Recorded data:

◇ ◇ ◇

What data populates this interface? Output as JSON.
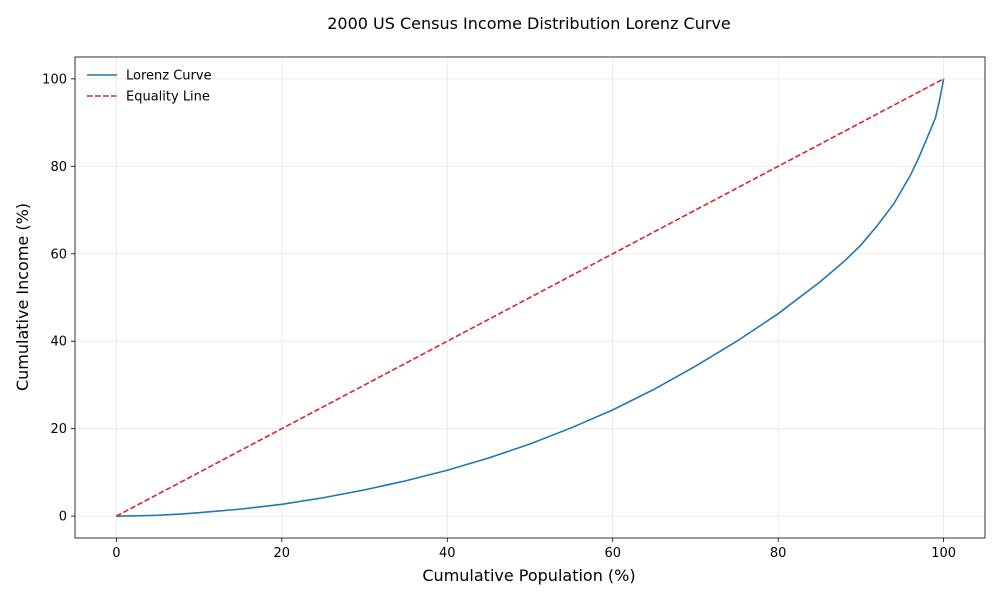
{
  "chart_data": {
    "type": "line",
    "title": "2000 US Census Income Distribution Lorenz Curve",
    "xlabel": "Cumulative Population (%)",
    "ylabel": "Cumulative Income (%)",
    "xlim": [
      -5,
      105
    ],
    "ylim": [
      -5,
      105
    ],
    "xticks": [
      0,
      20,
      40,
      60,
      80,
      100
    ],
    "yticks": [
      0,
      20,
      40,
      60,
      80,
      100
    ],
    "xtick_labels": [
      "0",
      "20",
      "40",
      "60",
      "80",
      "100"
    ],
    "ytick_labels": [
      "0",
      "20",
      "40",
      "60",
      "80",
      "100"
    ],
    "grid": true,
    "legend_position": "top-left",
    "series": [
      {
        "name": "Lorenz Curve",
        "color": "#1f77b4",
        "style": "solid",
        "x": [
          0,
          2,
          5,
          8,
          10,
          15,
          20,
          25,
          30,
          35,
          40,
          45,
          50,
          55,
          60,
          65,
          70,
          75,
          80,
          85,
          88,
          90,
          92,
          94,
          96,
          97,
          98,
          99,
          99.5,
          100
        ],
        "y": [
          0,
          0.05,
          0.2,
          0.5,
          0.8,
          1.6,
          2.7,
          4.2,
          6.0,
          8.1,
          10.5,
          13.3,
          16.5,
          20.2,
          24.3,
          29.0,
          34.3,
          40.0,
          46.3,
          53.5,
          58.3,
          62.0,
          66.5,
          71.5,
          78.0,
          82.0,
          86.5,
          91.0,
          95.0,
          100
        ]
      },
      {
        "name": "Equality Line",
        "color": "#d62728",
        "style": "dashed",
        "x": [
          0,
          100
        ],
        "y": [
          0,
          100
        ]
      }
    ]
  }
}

◇ ◇ ◇

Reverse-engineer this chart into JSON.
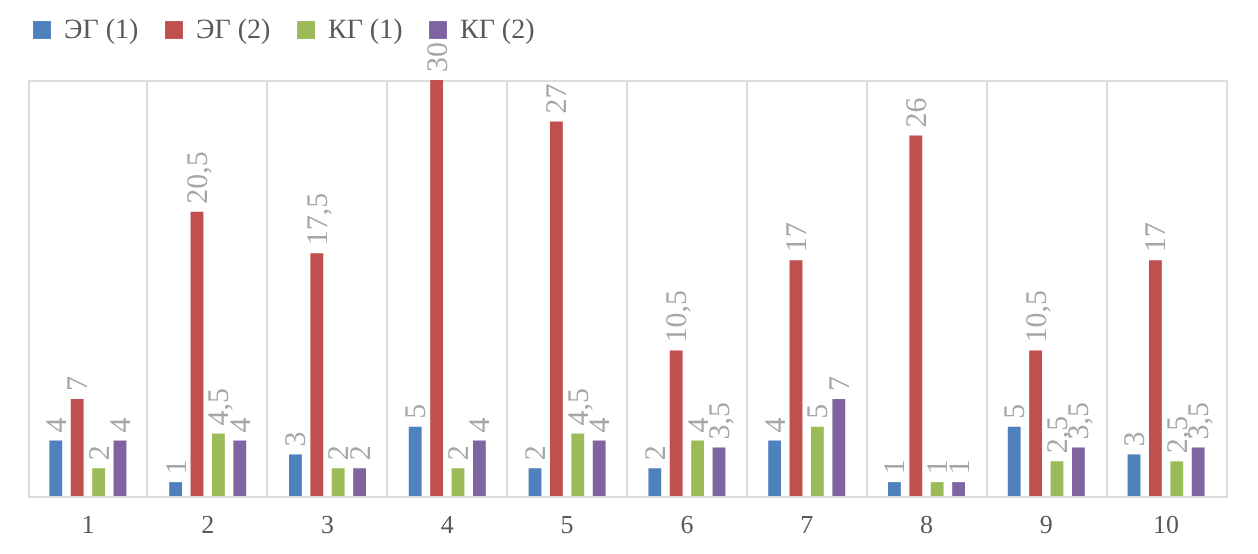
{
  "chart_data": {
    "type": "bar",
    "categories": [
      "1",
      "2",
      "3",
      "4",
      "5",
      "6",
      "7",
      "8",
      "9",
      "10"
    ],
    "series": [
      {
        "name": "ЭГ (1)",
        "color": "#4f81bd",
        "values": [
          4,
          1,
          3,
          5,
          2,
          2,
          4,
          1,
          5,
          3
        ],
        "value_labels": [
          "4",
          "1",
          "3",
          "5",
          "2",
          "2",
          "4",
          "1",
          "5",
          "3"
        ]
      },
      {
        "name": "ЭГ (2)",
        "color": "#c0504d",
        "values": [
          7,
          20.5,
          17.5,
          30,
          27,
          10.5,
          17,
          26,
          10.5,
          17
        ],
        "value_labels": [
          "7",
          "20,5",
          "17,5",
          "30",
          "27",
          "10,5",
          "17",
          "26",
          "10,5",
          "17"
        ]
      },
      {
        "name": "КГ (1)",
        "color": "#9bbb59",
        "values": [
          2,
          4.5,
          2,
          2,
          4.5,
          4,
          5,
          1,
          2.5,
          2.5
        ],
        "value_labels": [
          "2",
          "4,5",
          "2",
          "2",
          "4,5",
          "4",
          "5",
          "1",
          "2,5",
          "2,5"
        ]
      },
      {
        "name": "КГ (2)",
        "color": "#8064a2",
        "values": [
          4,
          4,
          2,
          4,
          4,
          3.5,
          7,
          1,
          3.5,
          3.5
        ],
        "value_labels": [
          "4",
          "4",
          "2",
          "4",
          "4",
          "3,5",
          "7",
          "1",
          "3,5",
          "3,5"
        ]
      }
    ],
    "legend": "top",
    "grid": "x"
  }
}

◇ ◇ ◇

▶ _Given request_
Using the data above, copy each line that contains "Lorenz".

▶ _Exercise answer_
    "title": "2000 US Census Income Distribution Lorenz Curve",
        "name": "Lorenz Curve",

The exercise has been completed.